WRITTEN PROBLEM :: Copy each line of the material below that includes the string "Ersatz".
-- START THE DATA --
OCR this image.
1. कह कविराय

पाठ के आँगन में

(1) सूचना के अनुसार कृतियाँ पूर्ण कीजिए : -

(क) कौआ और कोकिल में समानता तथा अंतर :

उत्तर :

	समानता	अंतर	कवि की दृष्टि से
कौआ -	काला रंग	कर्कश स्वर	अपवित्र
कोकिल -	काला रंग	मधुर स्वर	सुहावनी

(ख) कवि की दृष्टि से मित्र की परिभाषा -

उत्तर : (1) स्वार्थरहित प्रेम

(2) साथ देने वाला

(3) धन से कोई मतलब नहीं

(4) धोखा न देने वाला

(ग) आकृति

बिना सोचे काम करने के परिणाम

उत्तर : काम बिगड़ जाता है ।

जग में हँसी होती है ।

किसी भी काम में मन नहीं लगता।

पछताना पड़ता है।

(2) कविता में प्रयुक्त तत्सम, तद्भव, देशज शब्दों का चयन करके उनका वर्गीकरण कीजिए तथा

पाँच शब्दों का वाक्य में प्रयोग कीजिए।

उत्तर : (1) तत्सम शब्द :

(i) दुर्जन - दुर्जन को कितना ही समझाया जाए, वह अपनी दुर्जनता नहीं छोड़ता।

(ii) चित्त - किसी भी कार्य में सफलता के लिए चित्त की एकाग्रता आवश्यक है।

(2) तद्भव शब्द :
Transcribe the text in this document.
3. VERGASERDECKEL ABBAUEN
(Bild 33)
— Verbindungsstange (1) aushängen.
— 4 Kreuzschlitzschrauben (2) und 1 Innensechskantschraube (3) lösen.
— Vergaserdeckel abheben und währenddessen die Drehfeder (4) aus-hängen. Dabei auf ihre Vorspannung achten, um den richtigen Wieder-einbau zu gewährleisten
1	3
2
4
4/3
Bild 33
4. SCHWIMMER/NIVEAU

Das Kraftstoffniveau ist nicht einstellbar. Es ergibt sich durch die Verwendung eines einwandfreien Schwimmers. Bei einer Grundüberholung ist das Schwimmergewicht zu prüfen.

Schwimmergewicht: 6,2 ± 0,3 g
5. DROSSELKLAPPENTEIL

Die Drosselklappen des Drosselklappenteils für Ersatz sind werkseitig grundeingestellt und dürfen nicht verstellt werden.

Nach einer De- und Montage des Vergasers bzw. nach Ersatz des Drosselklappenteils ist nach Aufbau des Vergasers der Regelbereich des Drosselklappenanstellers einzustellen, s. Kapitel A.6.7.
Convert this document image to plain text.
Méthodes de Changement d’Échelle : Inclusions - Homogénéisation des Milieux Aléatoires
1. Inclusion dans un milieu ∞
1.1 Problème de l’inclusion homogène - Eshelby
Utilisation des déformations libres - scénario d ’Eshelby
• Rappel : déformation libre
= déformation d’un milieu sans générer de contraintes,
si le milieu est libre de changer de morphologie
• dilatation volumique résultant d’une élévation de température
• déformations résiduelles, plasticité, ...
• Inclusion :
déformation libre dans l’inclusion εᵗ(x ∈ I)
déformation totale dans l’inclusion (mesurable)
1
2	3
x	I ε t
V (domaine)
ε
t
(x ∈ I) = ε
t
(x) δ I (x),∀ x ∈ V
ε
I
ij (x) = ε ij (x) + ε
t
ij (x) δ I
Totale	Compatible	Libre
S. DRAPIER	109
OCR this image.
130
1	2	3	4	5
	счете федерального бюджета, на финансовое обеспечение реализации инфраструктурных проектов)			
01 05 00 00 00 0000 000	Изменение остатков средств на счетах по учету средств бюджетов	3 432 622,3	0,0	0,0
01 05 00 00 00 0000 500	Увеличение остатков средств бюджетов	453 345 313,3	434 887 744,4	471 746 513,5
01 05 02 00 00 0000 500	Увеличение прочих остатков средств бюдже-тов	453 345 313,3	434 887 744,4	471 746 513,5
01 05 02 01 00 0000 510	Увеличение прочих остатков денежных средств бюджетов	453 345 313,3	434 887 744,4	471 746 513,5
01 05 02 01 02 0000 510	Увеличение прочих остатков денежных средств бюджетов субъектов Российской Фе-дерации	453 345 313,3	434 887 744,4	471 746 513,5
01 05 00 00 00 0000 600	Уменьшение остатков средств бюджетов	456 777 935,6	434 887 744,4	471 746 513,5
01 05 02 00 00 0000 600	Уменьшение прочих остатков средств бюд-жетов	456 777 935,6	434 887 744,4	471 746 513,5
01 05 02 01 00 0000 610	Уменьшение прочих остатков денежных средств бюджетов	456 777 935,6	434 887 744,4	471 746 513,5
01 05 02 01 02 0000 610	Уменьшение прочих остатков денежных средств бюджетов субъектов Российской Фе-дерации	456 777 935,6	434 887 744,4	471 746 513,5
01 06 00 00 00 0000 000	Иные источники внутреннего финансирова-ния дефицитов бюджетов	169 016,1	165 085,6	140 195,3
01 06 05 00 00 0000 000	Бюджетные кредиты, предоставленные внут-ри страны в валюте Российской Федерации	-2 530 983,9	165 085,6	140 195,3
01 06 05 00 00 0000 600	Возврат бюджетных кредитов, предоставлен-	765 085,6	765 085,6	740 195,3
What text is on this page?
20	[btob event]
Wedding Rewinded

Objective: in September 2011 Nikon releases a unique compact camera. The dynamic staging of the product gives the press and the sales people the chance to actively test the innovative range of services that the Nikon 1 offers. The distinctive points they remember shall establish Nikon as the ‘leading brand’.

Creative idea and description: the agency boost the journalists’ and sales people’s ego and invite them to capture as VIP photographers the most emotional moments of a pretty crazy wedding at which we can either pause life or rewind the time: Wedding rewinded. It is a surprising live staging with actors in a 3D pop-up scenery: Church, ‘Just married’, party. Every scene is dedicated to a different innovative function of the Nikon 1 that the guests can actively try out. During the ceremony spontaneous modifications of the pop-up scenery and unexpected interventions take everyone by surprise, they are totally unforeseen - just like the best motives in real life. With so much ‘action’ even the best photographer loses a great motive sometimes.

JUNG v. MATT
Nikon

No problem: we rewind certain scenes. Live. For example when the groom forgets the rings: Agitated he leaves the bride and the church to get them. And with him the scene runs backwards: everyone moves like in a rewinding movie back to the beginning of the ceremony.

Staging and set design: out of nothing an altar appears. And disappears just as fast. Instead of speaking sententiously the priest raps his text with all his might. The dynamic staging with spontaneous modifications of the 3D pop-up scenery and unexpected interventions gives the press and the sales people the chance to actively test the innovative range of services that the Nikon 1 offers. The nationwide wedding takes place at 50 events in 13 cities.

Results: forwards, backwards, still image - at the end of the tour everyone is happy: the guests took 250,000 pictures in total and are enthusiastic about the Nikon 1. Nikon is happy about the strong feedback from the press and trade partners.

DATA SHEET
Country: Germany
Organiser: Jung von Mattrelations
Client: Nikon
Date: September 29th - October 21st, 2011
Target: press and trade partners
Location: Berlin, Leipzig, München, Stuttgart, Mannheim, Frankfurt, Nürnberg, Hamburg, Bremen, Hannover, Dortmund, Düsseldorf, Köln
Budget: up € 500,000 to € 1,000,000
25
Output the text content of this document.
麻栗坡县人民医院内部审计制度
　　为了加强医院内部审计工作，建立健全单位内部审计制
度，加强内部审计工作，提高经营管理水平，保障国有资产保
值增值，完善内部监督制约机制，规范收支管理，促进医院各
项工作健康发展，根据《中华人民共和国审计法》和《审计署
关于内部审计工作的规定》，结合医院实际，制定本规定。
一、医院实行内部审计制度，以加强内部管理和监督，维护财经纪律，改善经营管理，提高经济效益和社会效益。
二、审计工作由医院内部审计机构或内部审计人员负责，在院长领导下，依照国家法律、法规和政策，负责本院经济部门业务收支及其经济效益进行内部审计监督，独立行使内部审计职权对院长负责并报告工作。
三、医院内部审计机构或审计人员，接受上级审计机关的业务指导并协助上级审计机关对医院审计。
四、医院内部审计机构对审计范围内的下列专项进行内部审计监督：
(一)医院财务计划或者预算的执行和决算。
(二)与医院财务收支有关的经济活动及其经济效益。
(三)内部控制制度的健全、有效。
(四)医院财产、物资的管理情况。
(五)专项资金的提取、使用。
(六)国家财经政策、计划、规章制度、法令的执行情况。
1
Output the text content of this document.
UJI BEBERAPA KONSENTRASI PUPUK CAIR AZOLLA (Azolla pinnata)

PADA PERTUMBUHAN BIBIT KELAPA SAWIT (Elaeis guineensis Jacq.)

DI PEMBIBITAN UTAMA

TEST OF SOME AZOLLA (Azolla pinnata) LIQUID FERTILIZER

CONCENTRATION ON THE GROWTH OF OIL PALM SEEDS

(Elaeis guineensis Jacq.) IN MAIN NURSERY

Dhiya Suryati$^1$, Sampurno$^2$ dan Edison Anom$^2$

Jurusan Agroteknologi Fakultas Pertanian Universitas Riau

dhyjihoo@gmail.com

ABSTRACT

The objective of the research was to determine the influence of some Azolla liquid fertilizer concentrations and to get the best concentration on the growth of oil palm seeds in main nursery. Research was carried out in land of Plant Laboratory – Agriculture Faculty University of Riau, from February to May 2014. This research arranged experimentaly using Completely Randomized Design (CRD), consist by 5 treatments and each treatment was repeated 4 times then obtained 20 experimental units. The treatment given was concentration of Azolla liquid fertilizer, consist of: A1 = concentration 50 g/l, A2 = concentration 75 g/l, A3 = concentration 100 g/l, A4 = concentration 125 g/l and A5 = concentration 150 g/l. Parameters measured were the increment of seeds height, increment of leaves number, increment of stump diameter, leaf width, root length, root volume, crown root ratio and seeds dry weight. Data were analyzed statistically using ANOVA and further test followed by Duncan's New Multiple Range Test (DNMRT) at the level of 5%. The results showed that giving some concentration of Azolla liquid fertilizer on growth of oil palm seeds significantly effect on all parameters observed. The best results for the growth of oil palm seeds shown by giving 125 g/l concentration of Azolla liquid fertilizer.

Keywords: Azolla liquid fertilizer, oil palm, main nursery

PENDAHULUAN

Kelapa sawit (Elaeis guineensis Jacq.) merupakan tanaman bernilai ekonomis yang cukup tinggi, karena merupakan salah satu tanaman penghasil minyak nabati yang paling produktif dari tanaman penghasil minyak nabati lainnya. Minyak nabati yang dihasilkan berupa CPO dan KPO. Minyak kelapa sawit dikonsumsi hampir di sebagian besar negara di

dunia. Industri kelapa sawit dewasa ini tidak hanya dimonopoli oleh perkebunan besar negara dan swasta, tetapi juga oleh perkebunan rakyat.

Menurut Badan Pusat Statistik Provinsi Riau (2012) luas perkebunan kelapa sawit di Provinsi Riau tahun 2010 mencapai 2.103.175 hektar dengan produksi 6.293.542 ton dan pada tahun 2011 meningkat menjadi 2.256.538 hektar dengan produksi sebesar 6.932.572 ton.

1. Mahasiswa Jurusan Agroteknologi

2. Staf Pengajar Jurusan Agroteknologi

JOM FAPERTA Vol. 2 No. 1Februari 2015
-- END THE DATA --
WORKED SOLUTION ::
Die Drosselklappen des Drosselklappenteils für Ersatz sind werkseitig grundeingestellt und dürfen nicht verstellt werden.
Nach einer De- und Montage des Vergasers bzw. nach Ersatz des Drosselklappenteils ist nach Aufbau des Vergasers der Regelbereich des Drosselklappenanstellers einzustellen, s. Kapitel A.6.7.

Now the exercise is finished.